Supplied material:
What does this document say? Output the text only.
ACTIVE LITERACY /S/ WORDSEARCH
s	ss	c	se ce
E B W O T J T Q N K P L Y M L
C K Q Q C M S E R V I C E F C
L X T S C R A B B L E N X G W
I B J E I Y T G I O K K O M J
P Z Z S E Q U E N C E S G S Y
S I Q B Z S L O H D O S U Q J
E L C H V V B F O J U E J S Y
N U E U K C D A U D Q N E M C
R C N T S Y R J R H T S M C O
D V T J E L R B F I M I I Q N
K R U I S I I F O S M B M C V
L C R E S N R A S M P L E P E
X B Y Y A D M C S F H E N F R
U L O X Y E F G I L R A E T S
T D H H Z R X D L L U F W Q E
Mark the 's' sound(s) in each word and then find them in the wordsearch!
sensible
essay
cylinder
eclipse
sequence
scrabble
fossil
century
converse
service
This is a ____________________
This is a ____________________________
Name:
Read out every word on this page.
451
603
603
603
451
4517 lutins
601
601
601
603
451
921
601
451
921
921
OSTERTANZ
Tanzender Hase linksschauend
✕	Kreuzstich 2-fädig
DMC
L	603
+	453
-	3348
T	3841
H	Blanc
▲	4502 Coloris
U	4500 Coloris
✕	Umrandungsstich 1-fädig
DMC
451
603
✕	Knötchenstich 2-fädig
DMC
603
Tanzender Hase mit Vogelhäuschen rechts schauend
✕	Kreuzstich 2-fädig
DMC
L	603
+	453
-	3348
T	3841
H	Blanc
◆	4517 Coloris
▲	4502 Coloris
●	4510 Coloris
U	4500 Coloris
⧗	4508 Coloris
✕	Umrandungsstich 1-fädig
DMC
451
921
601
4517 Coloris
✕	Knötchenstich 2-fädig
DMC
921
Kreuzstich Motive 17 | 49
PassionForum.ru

What you have to do: With the line containing "Read out every word on this page." as the first and the last line of the records as the final one, print exactly the lines in that span.

Worked solution:
Read out every word on this page.
451
603
603
603
451
4517 lutins
601
601
601
603
451
921
601
451
921
921
OSTERTANZ
Tanzender Hase linksschauend
✕	Kreuzstich 2-fädig
DMC
L	603
+	453
-	3348
T	3841
H	Blanc
▲	4502 Coloris
U	4500 Coloris
✕	Umrandungsstich 1-fädig
DMC
451
603
✕	Knötchenstich 2-fädig
DMC
603
Tanzender Hase mit Vogelhäuschen rechts schauend
✕	Kreuzstich 2-fädig
DMC
L	603
+	453
-	3348
T	3841
H	Blanc
◆	4517 Coloris
▲	4502 Coloris
●	4510 Coloris
U	4500 Coloris
⧗	4508 Coloris
✕	Umrandungsstich 1-fädig
DMC
451
921
601
4517 Coloris
✕	Knötchenstich 2-fädig
DMC
921
Kreuzstich Motive 17 | 49
PassionForum.ru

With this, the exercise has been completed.